- **Task item**: Your reply is to be the lines below, exactly as written, with images omitted.

(Data extracted from a collection)
=-=-=-=-=
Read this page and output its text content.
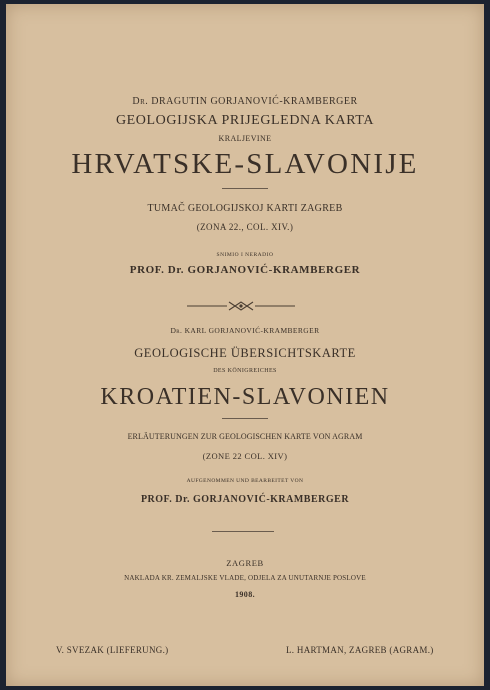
Dr. DRAGUTIN GORJANOVIĆ-KRAMBERGER
GEOLOGIJSKA PRIJEGLEDNA KARTA
KRALJEVINE
HRVATSKE-SLAVONIJE
TUMAČ GEOLOGIJSKOJ KARTI ZAGREB
(ZONA 22., COL. XIV.)
SNIMIO I NERADIO
PROF. Dr. GORJANOVIĆ-KRAMBERGER
Dr. KARL GORJANOVIĆ-KRAMBERGER
GEOLOGISCHE ÜBERSICHTSKARTE
DES KÖNIGREICHES
KROATIEN-SLAVONIEN
ERLÄUTERUNGEN ZUR GEOLOGISCHEN KARTE VON AGRAM
(ZONE 22 COL. XIV)
AUFGENOMMEN UND BEARBEITET VON
PROF. Dr. GORJANOVIĆ-KRAMBERGER
ZAGREB
NAKLADA KR. ZEMALJSKE VLADE, ODJELA ZA UNUTARNJE POSLOVE
1908.
V. SVEZAK (LIEFERUNG.)	L. HARTMAN, ZAGREB (AGRAM.)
=-=-=-=-=
- **Written solution**:
Read this page and output its text content.
Dr. DRAGUTIN GORJANOVIĆ-KRAMBERGER
GEOLOGIJSKA PRIJEGLEDNA KARTA
KRALJEVINE
HRVATSKE-SLAVONIJE
TUMAČ GEOLOGIJSKOJ KARTI ZAGREB
(ZONA 22., COL. XIV.)
SNIMIO I NERADIO
PROF. Dr. GORJANOVIĆ-KRAMBERGER
Dr. KARL GORJANOVIĆ-KRAMBERGER
GEOLOGISCHE ÜBERSICHTSKARTE
DES KÖNIGREICHES
KROATIEN-SLAVONIEN
ERLÄUTERUNGEN ZUR GEOLOGISCHEN KARTE VON AGRAM
(ZONE 22 COL. XIV)
AUFGENOMMEN UND BEARBEITET VON
PROF. Dr. GORJANOVIĆ-KRAMBERGER
ZAGREB
NAKLADA KR. ZEMALJSKE VLADE, ODJELA ZA UNUTARNJE POSLOVE
1908.
V. SVEZAK (LIEFERUNG.)	L. HARTMAN, ZAGREB (AGRAM.)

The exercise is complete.